# [Dataset extract]
[Begin]
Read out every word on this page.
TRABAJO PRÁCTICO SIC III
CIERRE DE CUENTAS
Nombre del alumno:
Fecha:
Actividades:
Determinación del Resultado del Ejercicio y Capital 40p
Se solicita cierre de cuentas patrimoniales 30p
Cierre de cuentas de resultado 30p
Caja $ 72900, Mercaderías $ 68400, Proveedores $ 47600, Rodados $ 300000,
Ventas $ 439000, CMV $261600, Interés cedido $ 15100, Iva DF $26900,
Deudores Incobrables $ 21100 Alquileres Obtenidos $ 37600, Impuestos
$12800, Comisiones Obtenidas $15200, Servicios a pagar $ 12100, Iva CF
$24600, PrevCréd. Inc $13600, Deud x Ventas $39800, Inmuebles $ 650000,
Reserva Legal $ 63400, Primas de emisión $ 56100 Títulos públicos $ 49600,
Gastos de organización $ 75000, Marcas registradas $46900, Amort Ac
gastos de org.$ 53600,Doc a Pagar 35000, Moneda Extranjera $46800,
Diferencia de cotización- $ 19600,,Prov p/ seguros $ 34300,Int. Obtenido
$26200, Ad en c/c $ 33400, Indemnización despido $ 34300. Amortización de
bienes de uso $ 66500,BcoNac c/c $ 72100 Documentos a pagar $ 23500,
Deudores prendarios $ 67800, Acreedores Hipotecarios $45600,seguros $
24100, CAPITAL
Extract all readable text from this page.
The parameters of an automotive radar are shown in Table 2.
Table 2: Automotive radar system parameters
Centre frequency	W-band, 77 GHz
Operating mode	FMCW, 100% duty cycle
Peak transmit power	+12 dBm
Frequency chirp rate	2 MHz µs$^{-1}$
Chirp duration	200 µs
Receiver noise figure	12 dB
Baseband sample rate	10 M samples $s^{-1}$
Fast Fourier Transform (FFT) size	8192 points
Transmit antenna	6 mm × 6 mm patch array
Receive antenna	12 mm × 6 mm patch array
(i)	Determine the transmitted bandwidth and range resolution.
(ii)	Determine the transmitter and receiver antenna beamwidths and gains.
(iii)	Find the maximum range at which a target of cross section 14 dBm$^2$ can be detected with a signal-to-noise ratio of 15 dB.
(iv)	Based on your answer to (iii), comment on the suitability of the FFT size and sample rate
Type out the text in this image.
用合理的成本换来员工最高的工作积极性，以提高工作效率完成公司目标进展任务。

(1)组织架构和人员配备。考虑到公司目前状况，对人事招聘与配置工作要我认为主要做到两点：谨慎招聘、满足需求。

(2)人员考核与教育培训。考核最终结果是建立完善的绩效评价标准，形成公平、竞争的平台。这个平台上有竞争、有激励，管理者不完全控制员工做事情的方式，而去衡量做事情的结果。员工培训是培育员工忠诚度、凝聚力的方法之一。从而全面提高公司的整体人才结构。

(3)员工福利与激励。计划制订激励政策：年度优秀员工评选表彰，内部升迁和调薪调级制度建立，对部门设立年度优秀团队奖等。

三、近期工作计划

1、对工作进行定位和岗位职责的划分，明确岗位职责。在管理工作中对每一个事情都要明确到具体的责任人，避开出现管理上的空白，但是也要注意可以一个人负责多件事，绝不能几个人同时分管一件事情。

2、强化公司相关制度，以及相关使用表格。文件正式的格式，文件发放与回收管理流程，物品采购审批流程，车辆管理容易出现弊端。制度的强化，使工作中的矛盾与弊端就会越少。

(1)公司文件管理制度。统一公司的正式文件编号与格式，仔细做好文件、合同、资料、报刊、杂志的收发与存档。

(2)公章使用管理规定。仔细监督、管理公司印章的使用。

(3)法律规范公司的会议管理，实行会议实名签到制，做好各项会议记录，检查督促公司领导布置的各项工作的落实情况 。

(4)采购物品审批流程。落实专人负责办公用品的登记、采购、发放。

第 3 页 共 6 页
[End]
# [Request]
Pull out every line of the entries that includes the word "noise".

# [Worked answer]
Receiver noise figure	12 dB
(iii)	Find the maximum range at which a target of cross section 14 dBm$^2$ can be detected with a signal-to-noise ratio of 15 dB.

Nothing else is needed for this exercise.